What you need to do
Identify all lines in the listing that include the word "this", and copy them out.

━━ Data excerpts

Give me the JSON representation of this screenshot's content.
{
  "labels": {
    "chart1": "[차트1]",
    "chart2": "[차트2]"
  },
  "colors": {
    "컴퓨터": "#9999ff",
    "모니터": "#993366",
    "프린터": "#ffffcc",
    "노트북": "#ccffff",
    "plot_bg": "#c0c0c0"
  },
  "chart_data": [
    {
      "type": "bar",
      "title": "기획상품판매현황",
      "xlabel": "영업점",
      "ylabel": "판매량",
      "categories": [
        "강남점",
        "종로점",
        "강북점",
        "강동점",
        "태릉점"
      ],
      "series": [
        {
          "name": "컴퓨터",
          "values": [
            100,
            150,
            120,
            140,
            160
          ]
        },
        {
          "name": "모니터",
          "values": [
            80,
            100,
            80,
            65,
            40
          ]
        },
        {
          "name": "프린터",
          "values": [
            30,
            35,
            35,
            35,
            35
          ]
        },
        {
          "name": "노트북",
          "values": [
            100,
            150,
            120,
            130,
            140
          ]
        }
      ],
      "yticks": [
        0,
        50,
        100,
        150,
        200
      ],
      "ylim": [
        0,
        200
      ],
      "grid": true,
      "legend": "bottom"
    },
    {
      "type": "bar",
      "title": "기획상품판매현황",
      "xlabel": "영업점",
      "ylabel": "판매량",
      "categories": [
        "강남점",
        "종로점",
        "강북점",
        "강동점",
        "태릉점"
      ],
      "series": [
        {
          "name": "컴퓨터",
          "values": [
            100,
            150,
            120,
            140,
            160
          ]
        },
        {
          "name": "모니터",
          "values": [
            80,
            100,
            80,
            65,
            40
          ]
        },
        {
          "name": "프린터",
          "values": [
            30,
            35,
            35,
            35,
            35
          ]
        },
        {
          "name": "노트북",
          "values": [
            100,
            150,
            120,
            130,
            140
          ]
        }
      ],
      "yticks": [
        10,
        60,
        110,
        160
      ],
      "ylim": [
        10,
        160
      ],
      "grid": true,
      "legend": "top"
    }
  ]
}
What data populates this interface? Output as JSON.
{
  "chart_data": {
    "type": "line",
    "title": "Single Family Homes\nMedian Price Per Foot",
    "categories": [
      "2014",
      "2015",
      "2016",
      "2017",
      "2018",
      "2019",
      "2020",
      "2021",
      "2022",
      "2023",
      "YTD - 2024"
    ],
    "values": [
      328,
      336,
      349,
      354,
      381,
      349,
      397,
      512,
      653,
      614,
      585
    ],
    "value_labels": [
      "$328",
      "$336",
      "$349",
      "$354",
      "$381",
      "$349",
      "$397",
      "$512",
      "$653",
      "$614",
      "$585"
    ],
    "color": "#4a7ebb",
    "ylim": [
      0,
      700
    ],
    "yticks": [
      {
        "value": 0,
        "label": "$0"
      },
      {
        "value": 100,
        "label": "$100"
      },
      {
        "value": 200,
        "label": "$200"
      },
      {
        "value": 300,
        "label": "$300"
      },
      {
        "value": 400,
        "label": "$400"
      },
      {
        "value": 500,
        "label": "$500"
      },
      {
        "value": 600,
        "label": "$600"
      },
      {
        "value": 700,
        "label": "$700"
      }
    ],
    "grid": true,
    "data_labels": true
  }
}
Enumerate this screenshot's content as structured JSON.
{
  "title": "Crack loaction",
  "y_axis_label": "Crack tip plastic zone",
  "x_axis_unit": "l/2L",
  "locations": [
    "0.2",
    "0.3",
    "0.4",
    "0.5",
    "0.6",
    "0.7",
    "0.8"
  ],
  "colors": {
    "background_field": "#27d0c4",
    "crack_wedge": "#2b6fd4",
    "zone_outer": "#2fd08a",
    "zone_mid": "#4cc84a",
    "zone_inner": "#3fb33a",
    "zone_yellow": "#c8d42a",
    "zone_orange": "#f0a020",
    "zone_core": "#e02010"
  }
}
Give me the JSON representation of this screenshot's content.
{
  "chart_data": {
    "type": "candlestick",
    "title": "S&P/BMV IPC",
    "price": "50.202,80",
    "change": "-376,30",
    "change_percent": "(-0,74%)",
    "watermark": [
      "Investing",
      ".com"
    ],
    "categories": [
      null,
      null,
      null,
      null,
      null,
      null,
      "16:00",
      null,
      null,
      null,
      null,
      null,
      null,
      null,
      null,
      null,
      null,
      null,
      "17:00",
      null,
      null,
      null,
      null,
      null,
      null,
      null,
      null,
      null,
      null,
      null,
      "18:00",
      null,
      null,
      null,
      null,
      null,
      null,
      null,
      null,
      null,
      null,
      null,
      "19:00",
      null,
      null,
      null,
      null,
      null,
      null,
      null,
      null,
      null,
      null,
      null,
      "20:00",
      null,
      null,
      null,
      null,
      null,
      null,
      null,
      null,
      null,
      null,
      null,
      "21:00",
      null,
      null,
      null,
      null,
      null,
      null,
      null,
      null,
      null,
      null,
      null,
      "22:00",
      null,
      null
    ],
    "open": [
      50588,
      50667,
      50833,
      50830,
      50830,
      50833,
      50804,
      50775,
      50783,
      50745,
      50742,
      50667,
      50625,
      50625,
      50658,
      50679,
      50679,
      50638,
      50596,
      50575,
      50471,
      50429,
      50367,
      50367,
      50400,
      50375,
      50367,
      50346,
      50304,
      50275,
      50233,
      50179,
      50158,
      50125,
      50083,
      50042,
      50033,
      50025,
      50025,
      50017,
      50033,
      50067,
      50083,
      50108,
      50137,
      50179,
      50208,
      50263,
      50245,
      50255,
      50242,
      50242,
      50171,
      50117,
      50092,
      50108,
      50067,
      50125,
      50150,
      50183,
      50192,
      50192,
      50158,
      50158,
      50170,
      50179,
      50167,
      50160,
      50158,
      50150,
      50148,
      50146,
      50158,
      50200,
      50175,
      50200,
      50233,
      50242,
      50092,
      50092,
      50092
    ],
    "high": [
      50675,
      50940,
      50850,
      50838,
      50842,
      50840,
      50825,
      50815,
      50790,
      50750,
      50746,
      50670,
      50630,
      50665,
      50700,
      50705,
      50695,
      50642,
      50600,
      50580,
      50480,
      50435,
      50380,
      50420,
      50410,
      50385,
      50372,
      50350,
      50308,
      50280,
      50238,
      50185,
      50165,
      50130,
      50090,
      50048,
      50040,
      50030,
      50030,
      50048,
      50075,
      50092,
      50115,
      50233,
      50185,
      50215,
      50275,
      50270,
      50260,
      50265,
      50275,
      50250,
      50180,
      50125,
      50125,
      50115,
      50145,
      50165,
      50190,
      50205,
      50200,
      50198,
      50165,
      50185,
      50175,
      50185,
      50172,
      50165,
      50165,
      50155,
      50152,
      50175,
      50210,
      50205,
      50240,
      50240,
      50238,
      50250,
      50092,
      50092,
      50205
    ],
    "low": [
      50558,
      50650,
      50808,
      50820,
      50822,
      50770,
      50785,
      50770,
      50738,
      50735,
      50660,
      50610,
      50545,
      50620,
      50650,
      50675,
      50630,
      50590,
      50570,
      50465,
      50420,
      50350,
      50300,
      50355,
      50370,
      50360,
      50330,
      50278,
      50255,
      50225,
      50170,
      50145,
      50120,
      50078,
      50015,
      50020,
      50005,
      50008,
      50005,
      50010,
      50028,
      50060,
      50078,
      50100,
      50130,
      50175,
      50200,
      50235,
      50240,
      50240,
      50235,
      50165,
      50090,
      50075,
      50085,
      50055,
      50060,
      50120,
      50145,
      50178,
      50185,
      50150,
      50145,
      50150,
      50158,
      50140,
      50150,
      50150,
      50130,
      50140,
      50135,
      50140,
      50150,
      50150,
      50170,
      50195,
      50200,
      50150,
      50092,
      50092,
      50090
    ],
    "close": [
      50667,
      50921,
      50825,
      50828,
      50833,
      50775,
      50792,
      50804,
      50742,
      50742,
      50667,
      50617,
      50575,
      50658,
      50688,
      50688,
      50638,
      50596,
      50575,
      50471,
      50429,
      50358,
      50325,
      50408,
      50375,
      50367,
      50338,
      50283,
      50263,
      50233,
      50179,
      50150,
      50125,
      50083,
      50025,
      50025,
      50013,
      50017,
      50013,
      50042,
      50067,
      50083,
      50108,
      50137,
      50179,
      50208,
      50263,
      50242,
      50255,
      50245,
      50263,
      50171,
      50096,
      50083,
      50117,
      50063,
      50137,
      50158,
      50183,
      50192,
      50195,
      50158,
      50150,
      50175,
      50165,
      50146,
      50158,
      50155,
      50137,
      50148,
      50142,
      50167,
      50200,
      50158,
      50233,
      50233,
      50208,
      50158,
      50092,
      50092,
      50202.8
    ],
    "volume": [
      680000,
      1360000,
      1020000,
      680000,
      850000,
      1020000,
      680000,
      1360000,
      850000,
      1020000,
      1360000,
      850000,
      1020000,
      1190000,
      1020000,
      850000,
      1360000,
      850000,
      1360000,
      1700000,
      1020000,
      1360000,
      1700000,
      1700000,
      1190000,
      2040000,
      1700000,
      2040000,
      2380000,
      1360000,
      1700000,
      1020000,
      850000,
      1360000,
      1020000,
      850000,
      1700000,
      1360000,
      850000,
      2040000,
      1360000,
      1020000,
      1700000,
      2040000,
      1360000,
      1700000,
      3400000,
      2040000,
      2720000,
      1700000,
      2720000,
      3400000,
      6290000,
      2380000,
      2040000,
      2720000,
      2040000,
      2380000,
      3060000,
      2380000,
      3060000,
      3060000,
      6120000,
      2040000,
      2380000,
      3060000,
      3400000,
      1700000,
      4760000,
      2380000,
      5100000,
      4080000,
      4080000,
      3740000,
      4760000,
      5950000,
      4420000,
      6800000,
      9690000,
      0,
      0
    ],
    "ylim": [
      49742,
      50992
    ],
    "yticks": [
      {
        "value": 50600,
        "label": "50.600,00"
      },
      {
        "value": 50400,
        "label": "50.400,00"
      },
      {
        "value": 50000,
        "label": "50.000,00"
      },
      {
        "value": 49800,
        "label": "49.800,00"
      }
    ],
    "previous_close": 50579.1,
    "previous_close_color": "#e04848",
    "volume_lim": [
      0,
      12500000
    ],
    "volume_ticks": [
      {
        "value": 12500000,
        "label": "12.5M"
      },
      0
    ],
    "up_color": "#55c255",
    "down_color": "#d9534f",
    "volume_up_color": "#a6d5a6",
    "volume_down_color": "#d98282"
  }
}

━━━━

Task result
Give me the JSON representation of this screenshot's content.
What data populates this interface? Output as JSON.
Enumerate this screenshot's content as structured JSON.
Give me the JSON representation of this screenshot's content.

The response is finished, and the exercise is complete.